**Materials provided:**
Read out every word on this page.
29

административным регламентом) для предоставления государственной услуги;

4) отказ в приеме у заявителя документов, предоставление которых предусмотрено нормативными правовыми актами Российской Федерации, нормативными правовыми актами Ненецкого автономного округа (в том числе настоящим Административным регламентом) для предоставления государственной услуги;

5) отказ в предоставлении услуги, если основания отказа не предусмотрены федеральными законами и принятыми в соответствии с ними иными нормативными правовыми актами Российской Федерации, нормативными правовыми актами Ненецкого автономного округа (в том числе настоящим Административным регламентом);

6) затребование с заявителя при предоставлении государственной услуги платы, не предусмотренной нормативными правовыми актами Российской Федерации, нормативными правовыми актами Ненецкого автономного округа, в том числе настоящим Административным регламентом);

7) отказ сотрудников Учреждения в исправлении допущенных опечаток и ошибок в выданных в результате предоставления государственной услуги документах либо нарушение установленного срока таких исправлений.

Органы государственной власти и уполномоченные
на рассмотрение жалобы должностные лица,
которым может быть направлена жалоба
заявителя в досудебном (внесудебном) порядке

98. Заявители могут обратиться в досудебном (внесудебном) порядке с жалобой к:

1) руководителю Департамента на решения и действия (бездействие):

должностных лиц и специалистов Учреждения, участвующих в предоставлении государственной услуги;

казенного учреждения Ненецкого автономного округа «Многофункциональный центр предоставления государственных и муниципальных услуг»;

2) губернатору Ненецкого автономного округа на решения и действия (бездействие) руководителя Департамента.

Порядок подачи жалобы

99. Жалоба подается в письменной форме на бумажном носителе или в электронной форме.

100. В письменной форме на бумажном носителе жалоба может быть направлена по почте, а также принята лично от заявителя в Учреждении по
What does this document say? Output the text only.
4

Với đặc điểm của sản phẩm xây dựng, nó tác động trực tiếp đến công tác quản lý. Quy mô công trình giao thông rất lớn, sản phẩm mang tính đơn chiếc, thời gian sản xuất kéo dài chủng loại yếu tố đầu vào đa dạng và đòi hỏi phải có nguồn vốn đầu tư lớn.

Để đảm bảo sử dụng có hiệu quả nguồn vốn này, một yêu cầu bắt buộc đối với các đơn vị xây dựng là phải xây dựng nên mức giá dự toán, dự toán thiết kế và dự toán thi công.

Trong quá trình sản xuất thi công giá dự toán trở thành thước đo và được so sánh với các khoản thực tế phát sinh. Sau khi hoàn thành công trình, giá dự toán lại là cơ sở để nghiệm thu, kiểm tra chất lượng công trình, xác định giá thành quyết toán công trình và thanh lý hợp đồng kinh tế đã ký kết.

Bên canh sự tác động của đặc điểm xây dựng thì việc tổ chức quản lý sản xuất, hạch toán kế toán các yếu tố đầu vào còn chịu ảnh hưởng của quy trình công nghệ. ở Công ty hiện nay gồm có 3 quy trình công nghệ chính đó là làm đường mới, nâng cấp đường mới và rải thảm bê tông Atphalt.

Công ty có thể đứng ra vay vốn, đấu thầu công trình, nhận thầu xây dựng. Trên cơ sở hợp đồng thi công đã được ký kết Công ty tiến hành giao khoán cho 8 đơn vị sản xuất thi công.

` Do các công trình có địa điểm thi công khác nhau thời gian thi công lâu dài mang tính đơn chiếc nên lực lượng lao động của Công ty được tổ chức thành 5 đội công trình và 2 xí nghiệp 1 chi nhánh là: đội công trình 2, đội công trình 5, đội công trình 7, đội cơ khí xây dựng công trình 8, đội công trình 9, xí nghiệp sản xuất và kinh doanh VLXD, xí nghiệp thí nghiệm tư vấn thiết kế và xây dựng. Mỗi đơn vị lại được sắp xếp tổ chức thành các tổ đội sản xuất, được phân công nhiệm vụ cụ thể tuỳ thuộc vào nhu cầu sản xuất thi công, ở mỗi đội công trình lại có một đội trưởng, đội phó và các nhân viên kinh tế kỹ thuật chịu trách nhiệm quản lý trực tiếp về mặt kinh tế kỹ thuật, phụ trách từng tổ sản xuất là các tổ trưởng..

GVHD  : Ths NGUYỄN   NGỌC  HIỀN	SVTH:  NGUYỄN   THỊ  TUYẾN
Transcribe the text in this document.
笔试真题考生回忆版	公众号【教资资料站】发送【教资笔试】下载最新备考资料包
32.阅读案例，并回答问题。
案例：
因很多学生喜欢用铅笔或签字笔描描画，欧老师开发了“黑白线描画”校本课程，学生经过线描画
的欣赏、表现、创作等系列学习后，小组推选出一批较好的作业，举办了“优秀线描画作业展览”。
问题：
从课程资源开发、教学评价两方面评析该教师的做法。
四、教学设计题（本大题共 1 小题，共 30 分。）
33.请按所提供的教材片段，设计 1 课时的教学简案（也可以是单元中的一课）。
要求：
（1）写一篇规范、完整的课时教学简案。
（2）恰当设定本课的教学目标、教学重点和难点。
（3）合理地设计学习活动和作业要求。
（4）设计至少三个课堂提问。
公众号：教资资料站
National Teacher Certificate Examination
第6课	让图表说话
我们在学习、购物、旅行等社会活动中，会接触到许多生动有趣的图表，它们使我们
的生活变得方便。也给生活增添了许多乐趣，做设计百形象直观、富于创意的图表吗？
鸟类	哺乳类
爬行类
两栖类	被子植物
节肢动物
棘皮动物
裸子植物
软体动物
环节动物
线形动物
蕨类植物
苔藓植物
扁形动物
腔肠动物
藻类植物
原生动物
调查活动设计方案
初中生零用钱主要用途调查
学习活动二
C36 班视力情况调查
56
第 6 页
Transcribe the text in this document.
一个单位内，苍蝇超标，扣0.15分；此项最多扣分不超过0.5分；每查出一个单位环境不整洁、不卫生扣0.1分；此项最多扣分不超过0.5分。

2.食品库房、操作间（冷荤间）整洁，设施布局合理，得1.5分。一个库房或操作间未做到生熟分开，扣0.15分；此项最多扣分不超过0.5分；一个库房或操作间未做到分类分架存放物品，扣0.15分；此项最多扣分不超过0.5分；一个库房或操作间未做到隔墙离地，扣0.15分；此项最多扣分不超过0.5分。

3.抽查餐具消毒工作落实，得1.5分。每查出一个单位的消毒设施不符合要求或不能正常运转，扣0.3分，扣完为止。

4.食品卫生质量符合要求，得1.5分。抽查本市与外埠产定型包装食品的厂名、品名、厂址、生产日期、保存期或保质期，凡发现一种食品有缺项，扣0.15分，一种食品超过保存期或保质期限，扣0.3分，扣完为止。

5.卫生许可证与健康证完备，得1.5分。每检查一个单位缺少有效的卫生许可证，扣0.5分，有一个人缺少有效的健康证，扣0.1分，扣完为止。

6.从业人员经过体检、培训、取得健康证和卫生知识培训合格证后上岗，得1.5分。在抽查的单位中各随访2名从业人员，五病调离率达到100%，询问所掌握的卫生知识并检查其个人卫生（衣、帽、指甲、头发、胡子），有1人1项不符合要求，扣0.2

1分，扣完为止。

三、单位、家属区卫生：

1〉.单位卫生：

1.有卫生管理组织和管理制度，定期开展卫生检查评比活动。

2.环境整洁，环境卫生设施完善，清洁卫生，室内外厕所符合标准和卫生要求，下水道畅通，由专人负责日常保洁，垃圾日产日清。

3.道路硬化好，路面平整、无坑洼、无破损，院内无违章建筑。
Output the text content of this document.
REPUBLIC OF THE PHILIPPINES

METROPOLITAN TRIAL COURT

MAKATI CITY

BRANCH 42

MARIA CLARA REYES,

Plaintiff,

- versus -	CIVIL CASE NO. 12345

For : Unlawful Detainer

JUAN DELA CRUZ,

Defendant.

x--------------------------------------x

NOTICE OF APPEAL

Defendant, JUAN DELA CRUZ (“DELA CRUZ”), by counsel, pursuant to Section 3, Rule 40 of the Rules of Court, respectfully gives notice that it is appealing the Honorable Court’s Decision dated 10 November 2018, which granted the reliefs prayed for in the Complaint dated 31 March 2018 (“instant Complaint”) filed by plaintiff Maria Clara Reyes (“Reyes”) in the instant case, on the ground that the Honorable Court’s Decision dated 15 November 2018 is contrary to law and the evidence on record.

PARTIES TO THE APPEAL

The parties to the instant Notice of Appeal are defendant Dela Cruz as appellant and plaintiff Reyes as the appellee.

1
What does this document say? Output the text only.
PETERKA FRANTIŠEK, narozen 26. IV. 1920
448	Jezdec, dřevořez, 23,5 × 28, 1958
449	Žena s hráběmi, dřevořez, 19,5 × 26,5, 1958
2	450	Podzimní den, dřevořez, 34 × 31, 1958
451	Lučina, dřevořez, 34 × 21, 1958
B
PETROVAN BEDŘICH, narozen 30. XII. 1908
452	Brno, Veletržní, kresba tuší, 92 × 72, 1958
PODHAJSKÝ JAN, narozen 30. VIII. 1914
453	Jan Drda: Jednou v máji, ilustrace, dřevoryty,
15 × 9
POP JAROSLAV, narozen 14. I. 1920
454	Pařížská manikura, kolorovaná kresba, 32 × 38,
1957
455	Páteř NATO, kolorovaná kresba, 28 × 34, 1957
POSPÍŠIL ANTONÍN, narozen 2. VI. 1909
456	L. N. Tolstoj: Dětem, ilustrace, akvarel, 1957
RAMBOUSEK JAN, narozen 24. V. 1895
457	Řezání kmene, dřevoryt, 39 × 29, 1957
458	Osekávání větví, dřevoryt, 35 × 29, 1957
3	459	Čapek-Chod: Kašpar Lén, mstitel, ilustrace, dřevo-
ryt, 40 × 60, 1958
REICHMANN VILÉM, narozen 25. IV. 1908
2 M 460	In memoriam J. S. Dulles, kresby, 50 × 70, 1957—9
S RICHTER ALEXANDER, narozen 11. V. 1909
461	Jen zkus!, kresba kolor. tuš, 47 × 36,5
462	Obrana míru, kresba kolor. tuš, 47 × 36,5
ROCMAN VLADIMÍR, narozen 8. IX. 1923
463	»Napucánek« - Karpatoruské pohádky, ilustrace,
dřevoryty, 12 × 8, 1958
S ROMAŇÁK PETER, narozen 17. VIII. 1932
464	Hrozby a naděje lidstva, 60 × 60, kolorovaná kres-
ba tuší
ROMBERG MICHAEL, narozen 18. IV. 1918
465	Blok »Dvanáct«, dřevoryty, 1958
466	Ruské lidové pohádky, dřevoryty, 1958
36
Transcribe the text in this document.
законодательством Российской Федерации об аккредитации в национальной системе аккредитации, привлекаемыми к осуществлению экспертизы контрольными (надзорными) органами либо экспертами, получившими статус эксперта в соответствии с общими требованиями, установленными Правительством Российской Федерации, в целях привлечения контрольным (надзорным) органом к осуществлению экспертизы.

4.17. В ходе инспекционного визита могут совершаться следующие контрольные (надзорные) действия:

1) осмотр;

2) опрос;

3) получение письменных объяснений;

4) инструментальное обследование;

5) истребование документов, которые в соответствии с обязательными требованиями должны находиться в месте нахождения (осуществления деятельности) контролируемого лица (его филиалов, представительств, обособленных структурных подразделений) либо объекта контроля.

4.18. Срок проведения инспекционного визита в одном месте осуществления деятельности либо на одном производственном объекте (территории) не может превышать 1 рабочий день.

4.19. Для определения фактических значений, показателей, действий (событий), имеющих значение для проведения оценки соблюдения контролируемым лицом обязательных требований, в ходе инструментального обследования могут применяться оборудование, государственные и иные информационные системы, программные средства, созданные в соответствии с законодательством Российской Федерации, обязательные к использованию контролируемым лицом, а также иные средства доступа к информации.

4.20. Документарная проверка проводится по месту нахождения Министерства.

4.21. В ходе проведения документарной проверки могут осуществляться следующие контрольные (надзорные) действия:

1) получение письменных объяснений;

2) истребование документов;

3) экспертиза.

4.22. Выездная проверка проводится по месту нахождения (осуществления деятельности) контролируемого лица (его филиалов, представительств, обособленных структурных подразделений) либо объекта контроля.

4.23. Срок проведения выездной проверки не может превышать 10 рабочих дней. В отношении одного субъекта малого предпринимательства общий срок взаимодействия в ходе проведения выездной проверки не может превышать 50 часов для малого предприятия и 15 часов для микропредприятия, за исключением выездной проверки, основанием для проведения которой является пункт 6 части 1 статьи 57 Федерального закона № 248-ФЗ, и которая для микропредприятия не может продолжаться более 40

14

**Brief:**
Copy each line of the data above that holds "порядке".

**Correct output:**
заявителя в досудебном (внесудебном) порядке
98. Заявители могут обратиться в досудебном (внесудебном) порядке с жалобой к:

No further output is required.